Short task:
Scan the data. Collect each line that contains the word "amet".

Recorded data:
--- START ---

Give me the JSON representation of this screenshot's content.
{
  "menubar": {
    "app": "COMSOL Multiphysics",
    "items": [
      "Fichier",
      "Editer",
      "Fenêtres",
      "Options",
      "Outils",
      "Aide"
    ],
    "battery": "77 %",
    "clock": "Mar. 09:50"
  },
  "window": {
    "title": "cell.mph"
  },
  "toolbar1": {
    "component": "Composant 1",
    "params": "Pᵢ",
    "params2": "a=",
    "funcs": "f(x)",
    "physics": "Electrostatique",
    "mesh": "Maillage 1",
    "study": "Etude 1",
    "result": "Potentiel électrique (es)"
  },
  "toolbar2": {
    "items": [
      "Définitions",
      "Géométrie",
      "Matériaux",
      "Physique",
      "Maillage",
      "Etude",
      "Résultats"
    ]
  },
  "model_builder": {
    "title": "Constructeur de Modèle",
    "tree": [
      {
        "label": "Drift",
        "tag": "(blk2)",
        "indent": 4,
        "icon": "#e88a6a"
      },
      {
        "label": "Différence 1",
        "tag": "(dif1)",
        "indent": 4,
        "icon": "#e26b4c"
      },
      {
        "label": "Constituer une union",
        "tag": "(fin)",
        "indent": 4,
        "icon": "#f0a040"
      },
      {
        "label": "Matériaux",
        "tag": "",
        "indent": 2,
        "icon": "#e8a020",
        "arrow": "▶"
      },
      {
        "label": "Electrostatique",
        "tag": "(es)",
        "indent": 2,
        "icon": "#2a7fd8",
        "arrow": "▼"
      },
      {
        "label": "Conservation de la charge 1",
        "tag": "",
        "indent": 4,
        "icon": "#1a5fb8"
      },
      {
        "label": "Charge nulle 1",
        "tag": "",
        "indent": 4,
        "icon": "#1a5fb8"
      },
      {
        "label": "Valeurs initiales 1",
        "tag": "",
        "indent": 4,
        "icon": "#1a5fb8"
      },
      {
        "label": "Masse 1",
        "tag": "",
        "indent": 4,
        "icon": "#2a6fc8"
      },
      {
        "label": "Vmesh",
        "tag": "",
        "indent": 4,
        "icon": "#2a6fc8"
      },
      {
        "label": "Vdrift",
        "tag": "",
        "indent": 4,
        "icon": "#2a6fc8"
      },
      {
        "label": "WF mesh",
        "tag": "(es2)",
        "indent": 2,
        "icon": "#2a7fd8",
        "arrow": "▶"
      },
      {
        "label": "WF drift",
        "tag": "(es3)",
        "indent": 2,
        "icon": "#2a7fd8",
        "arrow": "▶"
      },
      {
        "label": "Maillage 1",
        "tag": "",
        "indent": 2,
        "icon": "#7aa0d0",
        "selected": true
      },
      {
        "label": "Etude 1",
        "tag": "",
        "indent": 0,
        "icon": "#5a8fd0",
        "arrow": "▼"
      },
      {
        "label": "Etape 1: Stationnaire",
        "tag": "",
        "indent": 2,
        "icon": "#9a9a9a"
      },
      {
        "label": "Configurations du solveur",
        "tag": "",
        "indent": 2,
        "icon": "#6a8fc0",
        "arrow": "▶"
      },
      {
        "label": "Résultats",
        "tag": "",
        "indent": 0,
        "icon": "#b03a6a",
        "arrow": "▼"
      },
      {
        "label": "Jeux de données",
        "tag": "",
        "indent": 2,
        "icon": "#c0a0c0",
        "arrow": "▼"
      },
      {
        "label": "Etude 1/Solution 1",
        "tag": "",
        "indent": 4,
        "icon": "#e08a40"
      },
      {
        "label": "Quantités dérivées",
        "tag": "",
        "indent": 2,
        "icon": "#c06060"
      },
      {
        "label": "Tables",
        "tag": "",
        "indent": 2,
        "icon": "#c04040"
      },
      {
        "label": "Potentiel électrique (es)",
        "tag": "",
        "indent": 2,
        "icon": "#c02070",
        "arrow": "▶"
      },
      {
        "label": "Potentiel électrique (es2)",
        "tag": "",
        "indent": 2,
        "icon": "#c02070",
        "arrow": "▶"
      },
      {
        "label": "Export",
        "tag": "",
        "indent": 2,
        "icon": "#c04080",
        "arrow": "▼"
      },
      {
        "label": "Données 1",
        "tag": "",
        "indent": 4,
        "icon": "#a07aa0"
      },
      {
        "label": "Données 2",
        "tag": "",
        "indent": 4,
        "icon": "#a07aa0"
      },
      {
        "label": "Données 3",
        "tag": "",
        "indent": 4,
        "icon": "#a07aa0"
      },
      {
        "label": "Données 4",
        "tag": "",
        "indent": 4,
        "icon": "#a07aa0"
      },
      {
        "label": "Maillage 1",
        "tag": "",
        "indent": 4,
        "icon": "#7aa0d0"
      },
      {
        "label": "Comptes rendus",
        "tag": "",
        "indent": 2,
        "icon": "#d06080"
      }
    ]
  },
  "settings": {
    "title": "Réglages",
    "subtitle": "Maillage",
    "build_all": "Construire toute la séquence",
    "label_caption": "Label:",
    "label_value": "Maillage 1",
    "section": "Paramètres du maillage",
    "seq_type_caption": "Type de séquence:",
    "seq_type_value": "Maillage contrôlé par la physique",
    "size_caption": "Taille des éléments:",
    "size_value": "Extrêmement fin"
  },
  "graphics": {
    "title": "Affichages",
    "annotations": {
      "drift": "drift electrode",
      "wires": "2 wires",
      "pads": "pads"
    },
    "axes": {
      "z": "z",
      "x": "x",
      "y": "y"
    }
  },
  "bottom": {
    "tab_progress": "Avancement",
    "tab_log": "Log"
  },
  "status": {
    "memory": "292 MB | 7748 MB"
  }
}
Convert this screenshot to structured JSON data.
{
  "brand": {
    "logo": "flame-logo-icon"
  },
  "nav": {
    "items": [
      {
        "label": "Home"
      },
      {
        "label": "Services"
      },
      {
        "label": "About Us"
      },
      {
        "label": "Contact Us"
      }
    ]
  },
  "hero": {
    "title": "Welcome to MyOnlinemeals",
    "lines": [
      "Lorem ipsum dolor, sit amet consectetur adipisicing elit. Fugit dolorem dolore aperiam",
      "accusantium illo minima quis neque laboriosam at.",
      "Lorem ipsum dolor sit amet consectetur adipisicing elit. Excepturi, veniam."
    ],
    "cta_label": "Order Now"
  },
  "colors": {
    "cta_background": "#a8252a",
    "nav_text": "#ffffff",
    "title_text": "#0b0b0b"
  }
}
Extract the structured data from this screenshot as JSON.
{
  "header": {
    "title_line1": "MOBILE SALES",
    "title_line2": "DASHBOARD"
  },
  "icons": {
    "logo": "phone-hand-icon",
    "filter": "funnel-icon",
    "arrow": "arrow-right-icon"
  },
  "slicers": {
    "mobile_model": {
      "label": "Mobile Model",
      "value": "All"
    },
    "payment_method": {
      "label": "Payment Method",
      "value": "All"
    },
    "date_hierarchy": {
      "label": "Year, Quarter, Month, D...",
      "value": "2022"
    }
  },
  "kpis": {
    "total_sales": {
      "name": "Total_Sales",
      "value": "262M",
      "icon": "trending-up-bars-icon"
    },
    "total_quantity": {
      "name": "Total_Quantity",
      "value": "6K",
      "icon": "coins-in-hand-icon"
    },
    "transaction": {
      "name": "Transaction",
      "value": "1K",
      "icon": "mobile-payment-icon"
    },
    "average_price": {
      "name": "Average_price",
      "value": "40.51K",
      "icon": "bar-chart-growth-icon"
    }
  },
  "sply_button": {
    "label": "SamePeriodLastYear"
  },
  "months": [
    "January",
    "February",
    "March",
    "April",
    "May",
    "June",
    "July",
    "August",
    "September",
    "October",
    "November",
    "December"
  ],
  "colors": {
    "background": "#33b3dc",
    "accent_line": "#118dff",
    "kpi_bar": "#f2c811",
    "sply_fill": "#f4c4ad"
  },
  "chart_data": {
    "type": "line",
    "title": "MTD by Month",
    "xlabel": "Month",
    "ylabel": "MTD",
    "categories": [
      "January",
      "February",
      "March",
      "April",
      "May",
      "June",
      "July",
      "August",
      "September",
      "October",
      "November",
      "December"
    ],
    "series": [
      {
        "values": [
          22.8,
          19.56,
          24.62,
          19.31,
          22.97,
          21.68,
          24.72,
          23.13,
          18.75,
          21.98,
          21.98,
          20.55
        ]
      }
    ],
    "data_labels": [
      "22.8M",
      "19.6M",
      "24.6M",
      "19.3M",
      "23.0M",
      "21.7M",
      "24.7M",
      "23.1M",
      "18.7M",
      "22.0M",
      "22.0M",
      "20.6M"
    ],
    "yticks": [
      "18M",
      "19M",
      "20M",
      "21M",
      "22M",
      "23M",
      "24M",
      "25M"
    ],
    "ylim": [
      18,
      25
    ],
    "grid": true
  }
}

--- END ---

Answer to this exercise:
      "Lorem ipsum dolor, sit amet consectetur adipisicing elit. Fugit dolorem dolore aperiam",
      "Lorem ipsum dolor sit amet consectetur adipisicing elit. Excepturi, veniam."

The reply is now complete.